* [Work instructions]
Skip every picture and transcribe the remaining material exactly.

* [Recorded data]
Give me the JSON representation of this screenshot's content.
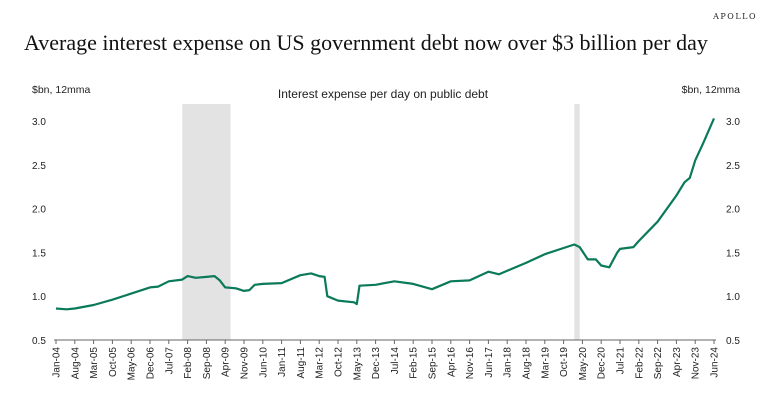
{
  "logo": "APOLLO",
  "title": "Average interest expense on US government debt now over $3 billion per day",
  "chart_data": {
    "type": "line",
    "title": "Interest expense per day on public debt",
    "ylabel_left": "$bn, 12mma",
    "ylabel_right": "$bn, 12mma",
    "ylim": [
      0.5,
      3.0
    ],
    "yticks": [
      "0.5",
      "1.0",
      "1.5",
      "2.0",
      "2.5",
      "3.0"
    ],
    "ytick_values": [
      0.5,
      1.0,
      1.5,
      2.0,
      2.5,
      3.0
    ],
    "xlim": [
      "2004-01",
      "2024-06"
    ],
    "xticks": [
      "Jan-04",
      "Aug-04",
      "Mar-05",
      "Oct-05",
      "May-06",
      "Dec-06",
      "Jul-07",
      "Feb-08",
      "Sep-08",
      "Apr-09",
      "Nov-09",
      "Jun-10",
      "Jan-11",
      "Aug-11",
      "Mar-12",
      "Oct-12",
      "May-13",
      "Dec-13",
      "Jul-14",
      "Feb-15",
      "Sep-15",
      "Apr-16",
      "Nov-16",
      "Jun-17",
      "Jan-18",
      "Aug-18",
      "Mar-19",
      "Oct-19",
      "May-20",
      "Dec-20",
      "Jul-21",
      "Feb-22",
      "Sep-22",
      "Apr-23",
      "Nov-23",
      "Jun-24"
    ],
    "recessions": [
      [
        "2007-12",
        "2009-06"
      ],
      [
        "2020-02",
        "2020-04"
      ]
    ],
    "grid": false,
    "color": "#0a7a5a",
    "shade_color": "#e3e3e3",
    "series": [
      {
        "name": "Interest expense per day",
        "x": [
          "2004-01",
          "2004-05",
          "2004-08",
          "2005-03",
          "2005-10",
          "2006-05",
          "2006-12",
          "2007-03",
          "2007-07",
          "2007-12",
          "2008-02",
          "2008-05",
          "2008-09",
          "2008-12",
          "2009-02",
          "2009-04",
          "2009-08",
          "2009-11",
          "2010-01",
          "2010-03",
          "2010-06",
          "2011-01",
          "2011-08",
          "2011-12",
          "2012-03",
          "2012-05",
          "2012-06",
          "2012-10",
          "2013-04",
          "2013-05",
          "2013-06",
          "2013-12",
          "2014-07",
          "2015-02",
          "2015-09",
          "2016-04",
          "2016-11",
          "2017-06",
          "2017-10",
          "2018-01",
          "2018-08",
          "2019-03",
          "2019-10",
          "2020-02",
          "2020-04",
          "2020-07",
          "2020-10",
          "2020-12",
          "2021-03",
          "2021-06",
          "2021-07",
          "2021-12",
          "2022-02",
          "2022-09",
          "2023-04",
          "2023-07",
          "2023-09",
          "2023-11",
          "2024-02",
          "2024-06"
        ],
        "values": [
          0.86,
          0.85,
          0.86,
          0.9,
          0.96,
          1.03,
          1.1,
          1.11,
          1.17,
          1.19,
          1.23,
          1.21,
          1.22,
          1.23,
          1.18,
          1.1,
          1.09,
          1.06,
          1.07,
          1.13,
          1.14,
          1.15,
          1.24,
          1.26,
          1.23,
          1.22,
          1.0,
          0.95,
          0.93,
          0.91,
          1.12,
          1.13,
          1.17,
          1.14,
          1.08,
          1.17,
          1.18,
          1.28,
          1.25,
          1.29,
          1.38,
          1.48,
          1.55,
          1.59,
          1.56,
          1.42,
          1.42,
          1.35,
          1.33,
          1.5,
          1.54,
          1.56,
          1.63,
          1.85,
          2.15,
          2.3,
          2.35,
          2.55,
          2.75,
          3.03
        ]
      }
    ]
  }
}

* [Correct output]
Give me the JSON representation of this screenshot's content.
{
  "logo": "APOLLO",
  "title": "Average interest expense on US government debt now over $3 billion per day",
  "chart_data": {
    "type": "line",
    "title": "Interest expense per day on public debt",
    "ylabel_left": "$bn, 12mma",
    "ylabel_right": "$bn, 12mma",
    "ylim": [
      0.5,
      3.0
    ],
    "yticks": [
      "0.5",
      "1.0",
      "1.5",
      "2.0",
      "2.5",
      "3.0"
    ],
    "ytick_values": [
      0.5,
      1.0,
      1.5,
      2.0,
      2.5,
      3.0
    ],
    "xlim": [
      "2004-01",
      "2024-06"
    ],
    "xticks": [
      "Jan-04",
      "Aug-04",
      "Mar-05",
      "Oct-05",
      "May-06",
      "Dec-06",
      "Jul-07",
      "Feb-08",
      "Sep-08",
      "Apr-09",
      "Nov-09",
      "Jun-10",
      "Jan-11",
      "Aug-11",
      "Mar-12",
      "Oct-12",
      "May-13",
      "Dec-13",
      "Jul-14",
      "Feb-15",
      "Sep-15",
      "Apr-16",
      "Nov-16",
      "Jun-17",
      "Jan-18",
      "Aug-18",
      "Mar-19",
      "Oct-19",
      "May-20",
      "Dec-20",
      "Jul-21",
      "Feb-22",
      "Sep-22",
      "Apr-23",
      "Nov-23",
      "Jun-24"
    ],
    "recessions": [
      [
        "2007-12",
        "2009-06"
      ],
      [
        "2020-02",
        "2020-04"
      ]
    ],
    "grid": false,
    "color": "#0a7a5a",
    "shade_color": "#e3e3e3",
    "series": [
      {
        "name": "Interest expense per day",
        "x": [
          "2004-01",
          "2004-05",
          "2004-08",
          "2005-03",
          "2005-10",
          "2006-05",
          "2006-12",
          "2007-03",
          "2007-07",
          "2007-12",
          "2008-02",
          "2008-05",
          "2008-09",
          "2008-12",
          "2009-02",
          "2009-04",
          "2009-08",
          "2009-11",
          "2010-01",
          "2010-03",
          "2010-06",
          "2011-01",
          "2011-08",
          "2011-12",
          "2012-03",
          "2012-05",
          "2012-06",
          "2012-10",
          "2013-04",
          "2013-05",
          "2013-06",
          "2013-12",
          "2014-07",
          "2015-02",
          "2015-09",
          "2016-04",
          "2016-11",
          "2017-06",
          "2017-10",
          "2018-01",
          "2018-08",
          "2019-03",
          "2019-10",
          "2020-02",
          "2020-04",
          "2020-07",
          "2020-10",
          "2020-12",
          "2021-03",
          "2021-06",
          "2021-07",
          "2021-12",
          "2022-02",
          "2022-09",
          "2023-04",
          "2023-07",
          "2023-09",
          "2023-11",
          "2024-02",
          "2024-06"
        ],
        "values": [
          0.86,
          0.85,
          0.86,
          0.9,
          0.96,
          1.03,
          1.1,
          1.11,
          1.17,
          1.19,
          1.23,
          1.21,
          1.22,
          1.23,
          1.18,
          1.1,
          1.09,
          1.06,
          1.07,
          1.13,
          1.14,
          1.15,
          1.24,
          1.26,
          1.23,
          1.22,
          1.0,
          0.95,
          0.93,
          0.91,
          1.12,
          1.13,
          1.17,
          1.14,
          1.08,
          1.17,
          1.18,
          1.28,
          1.25,
          1.29,
          1.38,
          1.48,
          1.55,
          1.59,
          1.56,
          1.42,
          1.42,
          1.35,
          1.33,
          1.5,
          1.54,
          1.56,
          1.63,
          1.85,
          2.15,
          2.3,
          2.35,
          2.55,
          2.75,
          3.03
        ]
      }
    ]
  }
}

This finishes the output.